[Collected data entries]
────────────────

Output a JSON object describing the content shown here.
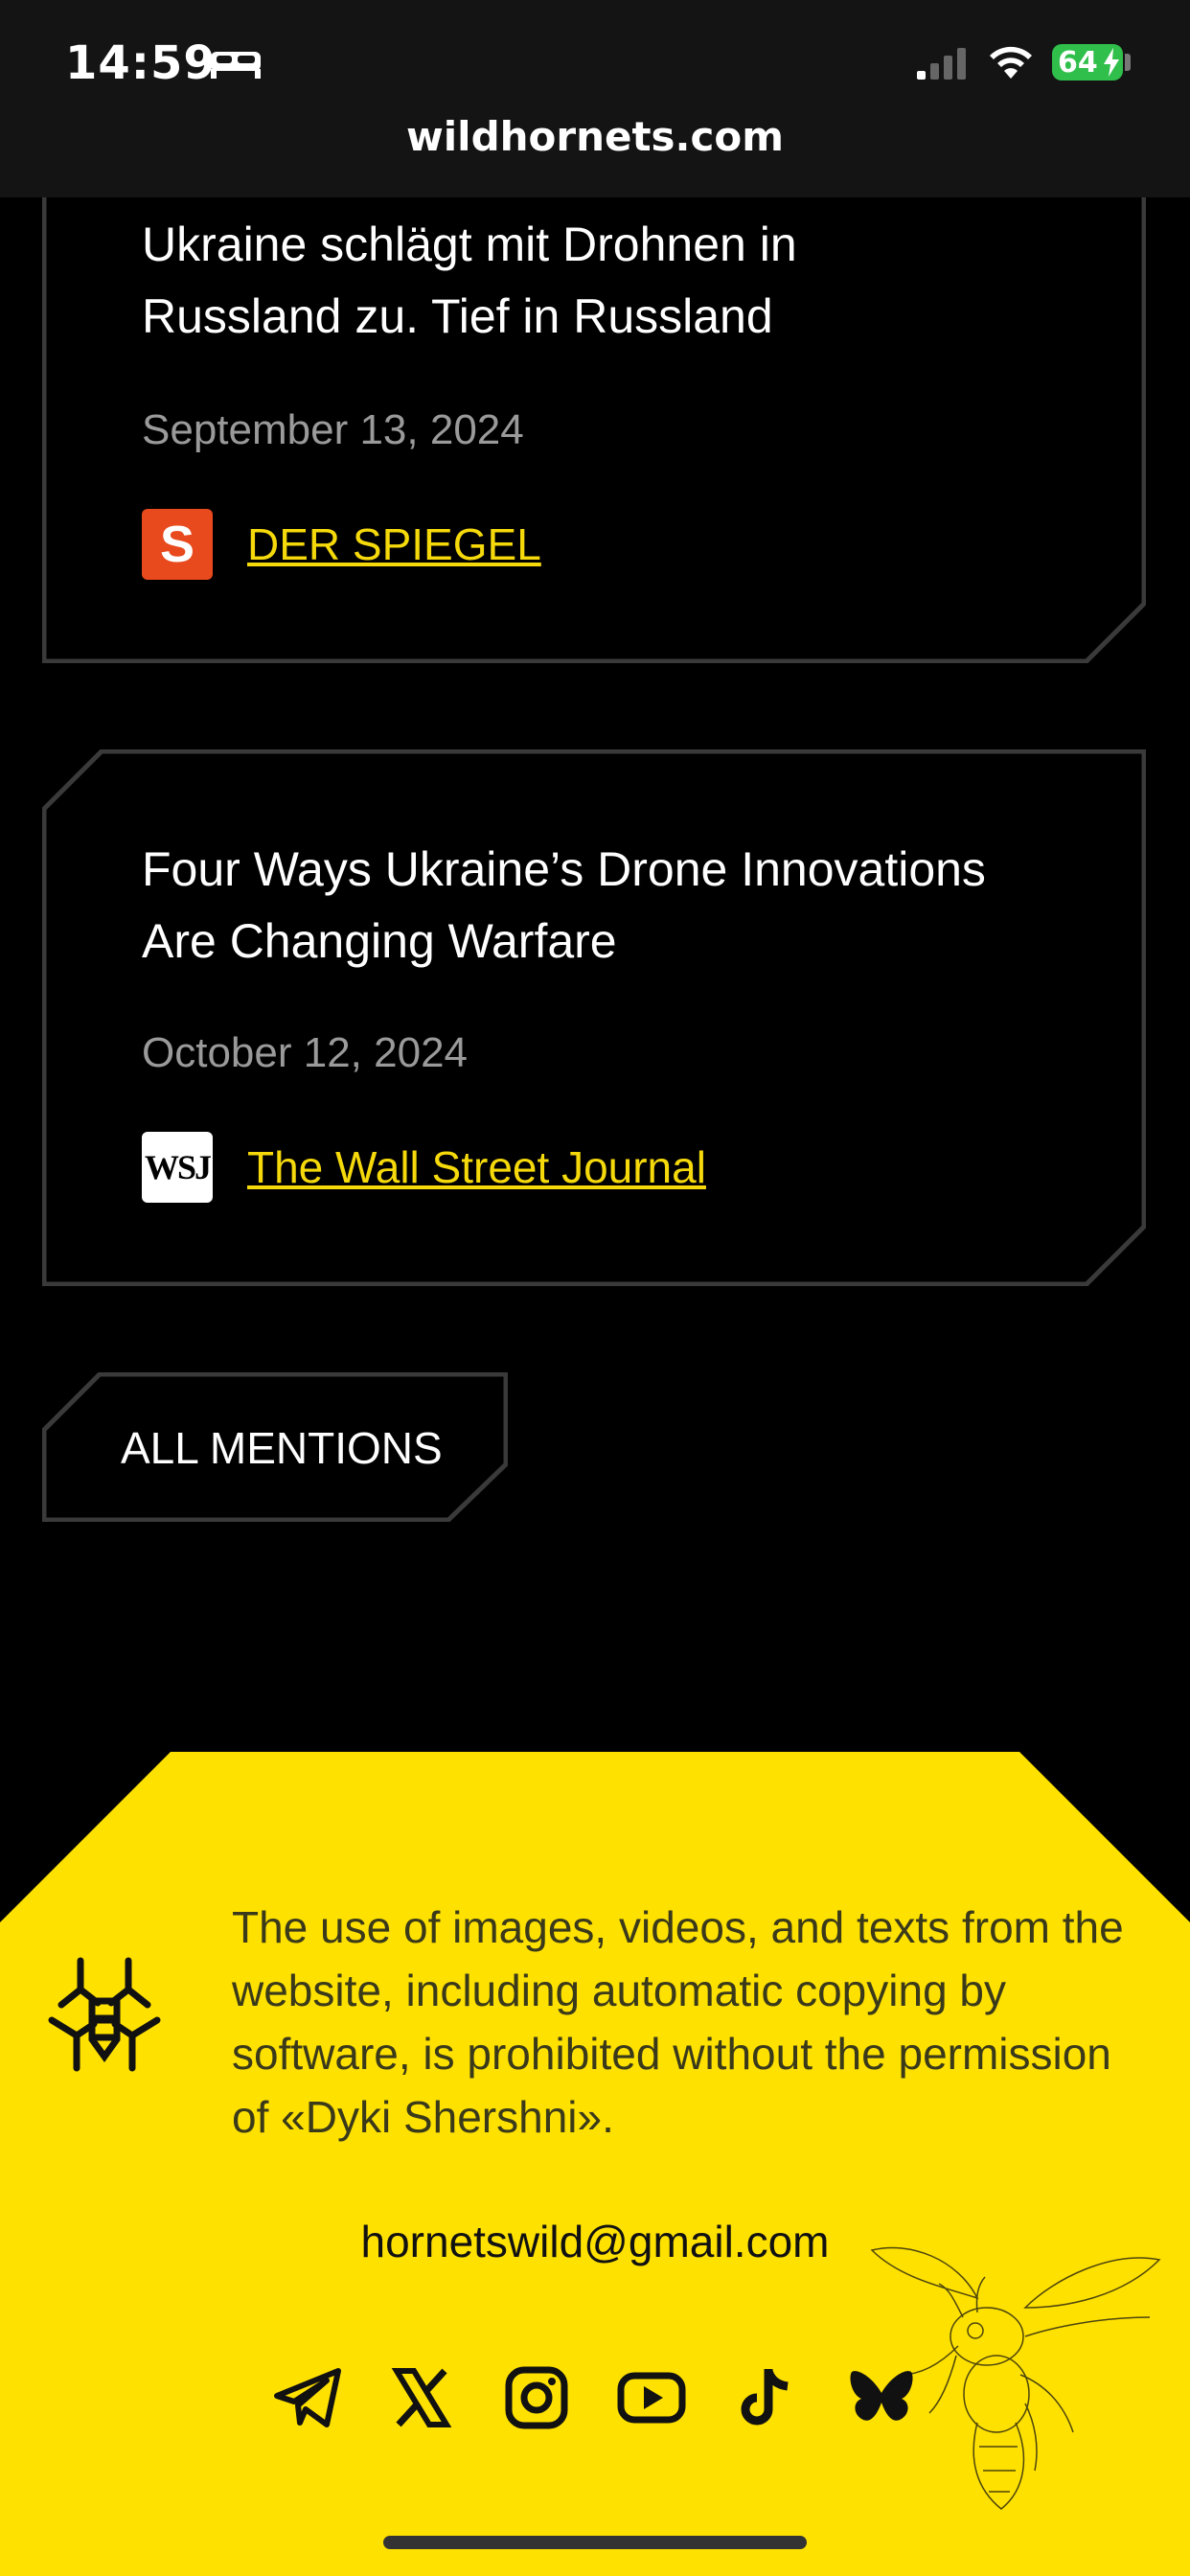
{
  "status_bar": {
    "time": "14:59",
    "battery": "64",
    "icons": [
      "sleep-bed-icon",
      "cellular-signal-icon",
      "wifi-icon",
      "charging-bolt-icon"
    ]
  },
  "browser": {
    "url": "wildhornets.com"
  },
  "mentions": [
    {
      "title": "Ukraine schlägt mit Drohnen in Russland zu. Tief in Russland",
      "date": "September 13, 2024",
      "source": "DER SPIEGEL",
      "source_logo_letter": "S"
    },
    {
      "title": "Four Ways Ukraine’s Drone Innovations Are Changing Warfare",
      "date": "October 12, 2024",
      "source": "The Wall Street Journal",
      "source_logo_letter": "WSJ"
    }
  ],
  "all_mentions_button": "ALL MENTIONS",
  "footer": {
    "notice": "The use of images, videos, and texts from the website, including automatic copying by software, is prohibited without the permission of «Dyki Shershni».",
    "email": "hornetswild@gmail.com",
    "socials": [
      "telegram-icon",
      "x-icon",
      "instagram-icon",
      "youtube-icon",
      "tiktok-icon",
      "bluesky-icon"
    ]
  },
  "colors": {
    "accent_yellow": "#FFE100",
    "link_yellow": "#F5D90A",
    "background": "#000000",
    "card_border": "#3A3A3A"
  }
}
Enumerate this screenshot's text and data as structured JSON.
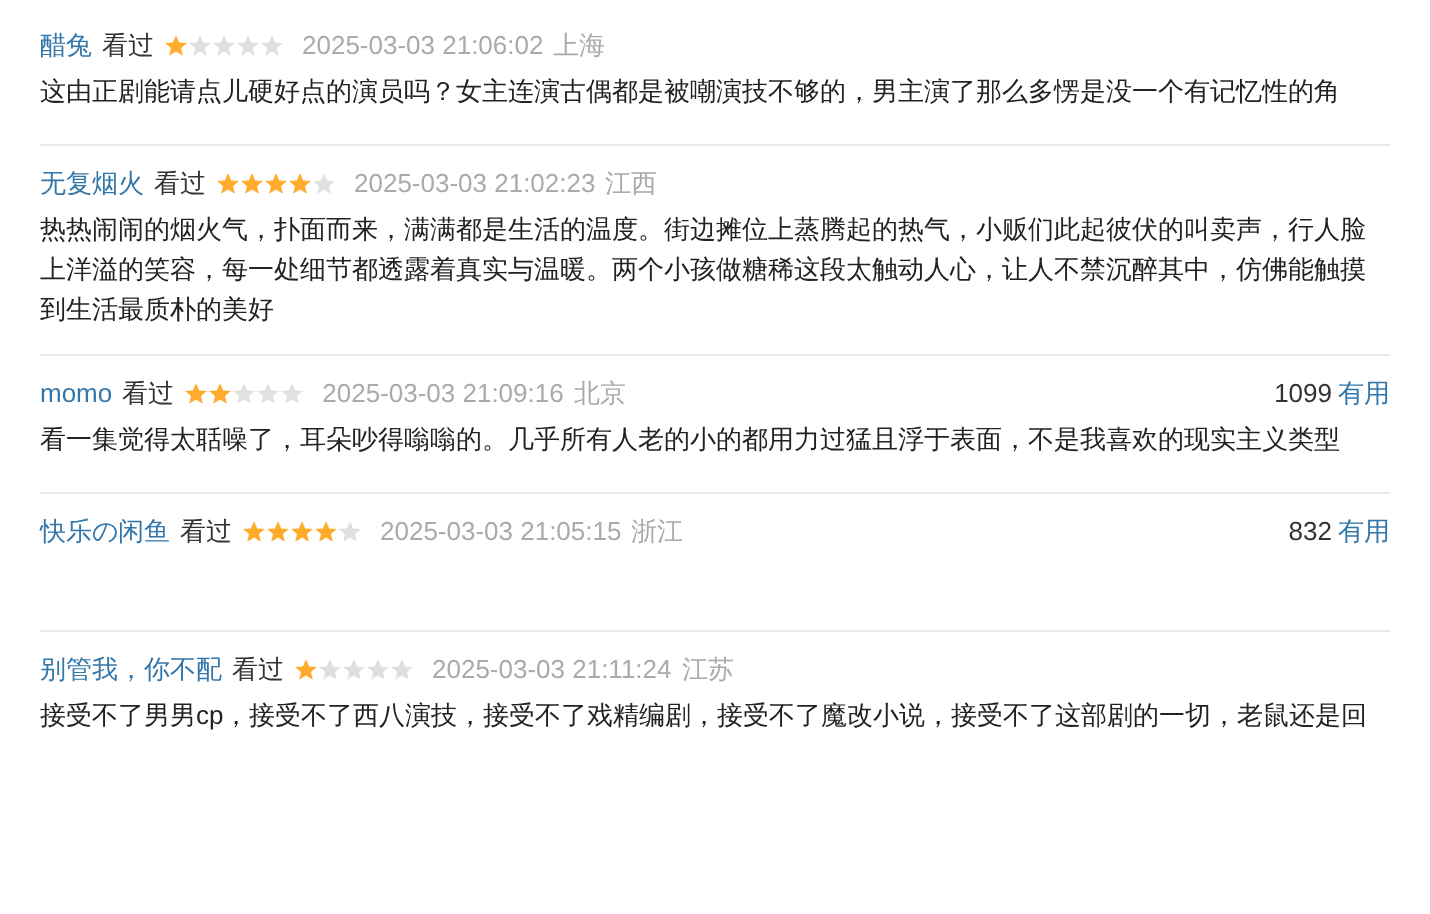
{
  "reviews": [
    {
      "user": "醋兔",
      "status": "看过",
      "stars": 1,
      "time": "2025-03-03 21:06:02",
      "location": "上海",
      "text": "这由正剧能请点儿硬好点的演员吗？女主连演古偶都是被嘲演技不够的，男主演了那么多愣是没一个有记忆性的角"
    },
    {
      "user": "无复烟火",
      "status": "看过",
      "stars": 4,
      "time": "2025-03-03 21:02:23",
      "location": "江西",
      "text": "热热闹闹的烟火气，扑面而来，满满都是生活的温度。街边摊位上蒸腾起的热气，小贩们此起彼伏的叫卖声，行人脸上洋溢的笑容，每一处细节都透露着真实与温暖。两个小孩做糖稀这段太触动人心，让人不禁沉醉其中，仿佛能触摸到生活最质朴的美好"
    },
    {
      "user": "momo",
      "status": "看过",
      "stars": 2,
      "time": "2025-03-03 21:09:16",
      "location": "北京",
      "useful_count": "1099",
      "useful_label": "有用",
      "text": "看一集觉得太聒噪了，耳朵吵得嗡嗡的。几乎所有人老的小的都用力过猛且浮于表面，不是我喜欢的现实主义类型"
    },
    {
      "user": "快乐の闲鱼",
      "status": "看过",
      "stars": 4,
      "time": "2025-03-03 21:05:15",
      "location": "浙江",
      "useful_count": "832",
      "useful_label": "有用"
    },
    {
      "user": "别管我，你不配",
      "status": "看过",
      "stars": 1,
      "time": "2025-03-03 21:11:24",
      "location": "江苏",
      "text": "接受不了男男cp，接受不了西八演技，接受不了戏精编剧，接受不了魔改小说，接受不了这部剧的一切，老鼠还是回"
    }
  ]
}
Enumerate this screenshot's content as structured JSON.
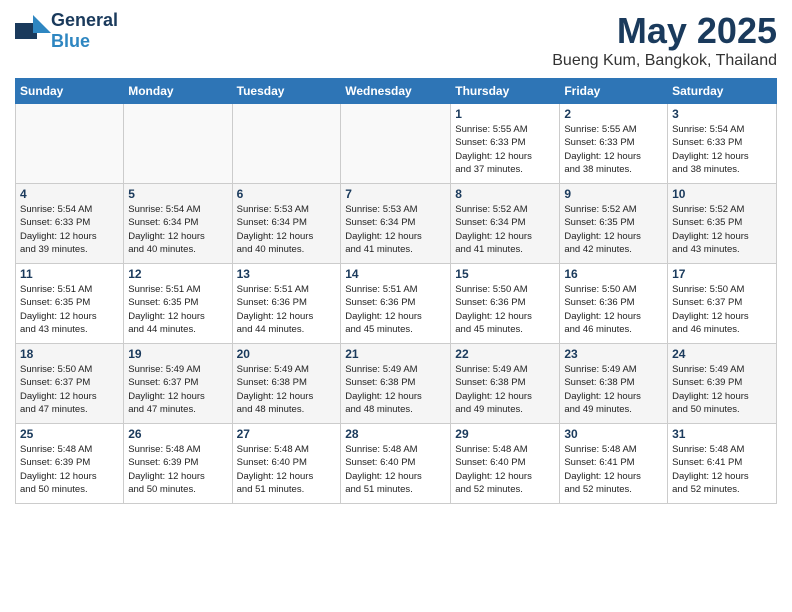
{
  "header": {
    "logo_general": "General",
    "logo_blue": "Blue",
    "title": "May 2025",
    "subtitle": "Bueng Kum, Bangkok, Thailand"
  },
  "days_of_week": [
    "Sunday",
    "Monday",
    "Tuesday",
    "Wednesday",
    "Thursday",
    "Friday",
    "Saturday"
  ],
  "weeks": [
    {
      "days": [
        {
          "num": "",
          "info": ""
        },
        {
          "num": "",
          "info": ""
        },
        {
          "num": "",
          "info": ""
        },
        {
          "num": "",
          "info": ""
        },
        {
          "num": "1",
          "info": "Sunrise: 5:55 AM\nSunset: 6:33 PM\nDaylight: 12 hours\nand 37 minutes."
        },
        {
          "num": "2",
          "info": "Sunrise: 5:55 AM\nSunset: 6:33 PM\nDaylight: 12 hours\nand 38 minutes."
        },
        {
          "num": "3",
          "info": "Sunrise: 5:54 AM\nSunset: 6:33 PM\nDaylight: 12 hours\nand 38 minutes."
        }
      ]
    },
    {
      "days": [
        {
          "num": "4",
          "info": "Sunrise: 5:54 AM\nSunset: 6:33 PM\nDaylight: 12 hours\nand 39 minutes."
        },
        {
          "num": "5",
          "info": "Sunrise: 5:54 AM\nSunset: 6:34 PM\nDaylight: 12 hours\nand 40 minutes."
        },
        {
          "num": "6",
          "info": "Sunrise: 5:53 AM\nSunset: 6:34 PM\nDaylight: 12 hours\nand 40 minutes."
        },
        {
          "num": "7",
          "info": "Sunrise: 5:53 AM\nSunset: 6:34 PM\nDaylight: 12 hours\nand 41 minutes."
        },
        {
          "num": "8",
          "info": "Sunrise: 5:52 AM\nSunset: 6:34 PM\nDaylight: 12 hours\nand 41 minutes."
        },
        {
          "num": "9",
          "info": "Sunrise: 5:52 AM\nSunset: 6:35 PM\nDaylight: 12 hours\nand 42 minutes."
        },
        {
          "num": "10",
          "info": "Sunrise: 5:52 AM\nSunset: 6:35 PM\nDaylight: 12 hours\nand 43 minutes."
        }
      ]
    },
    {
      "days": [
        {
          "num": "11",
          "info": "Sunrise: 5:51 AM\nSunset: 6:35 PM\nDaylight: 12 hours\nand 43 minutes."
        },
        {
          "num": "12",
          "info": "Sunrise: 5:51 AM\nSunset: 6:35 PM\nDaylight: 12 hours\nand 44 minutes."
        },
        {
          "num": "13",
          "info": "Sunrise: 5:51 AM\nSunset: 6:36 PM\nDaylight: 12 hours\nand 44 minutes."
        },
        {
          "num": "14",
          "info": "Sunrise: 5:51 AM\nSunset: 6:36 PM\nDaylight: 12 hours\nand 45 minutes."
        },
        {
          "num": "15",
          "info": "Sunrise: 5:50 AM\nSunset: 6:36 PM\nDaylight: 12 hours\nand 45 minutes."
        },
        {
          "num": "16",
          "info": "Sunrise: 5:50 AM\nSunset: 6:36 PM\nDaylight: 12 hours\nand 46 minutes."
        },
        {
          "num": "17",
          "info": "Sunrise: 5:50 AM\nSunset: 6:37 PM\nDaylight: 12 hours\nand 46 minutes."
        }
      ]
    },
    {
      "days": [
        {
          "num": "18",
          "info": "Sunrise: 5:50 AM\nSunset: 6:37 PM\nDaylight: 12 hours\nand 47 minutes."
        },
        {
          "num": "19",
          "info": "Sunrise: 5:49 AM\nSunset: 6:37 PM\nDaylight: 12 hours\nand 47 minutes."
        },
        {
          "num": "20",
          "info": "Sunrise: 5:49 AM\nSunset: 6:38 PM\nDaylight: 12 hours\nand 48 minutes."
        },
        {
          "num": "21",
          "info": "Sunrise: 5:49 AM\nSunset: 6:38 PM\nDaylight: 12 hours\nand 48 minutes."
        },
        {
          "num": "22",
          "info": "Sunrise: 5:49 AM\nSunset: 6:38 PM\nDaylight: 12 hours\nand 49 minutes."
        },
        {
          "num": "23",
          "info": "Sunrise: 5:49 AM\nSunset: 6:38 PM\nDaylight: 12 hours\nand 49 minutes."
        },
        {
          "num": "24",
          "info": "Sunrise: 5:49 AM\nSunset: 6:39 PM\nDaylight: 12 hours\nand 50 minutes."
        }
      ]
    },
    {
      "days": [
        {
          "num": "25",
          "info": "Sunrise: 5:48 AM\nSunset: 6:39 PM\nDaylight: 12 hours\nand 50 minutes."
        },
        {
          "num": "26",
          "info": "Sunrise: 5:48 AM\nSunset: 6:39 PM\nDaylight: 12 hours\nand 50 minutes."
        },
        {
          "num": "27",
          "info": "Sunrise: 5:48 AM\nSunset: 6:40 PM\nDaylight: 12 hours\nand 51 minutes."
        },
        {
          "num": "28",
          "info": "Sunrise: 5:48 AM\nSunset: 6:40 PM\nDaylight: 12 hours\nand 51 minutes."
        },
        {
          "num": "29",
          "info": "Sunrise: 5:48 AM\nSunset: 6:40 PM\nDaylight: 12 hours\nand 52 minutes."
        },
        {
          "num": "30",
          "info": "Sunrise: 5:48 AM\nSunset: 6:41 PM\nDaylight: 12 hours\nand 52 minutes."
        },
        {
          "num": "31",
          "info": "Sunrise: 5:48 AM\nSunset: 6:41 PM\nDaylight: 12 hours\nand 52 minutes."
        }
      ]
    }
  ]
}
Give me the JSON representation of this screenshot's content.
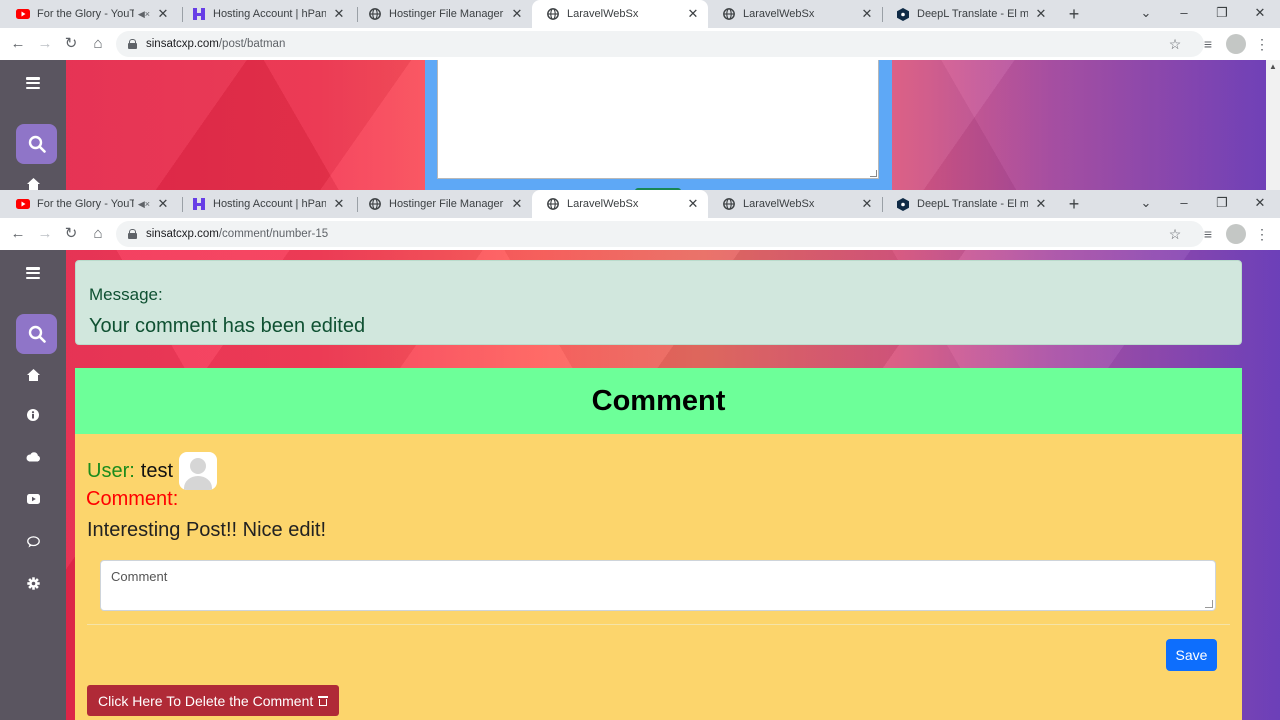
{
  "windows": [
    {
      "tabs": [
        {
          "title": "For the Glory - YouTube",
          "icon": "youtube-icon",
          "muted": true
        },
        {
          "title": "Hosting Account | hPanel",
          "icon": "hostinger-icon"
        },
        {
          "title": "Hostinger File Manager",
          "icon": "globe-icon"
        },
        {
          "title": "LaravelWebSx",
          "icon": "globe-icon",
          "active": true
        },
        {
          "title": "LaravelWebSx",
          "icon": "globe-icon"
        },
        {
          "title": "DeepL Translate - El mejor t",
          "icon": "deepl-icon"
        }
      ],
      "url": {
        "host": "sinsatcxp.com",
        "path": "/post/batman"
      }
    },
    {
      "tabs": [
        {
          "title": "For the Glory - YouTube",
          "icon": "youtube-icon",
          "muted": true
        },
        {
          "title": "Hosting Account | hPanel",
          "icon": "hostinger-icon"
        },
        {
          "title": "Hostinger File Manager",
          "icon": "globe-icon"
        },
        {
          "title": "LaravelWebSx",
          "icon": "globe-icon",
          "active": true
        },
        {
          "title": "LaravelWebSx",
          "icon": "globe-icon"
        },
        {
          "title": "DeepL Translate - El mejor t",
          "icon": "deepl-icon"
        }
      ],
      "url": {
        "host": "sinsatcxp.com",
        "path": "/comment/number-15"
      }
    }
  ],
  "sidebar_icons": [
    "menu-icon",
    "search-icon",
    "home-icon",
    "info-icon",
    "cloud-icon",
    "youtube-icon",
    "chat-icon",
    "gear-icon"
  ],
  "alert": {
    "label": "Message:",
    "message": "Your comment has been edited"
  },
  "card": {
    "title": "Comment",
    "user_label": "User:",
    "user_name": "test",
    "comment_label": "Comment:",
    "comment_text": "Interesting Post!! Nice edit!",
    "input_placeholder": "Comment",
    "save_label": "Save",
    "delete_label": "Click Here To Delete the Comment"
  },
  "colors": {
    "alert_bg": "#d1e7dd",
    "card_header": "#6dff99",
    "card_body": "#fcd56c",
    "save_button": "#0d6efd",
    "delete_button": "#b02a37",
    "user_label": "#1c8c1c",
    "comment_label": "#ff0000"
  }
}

────────────────

### Exercise directions
Scan the data above; copy every line where "date" appears.

### Result
      "date": "September 13, 2024",
      "date": "October 12, 2024",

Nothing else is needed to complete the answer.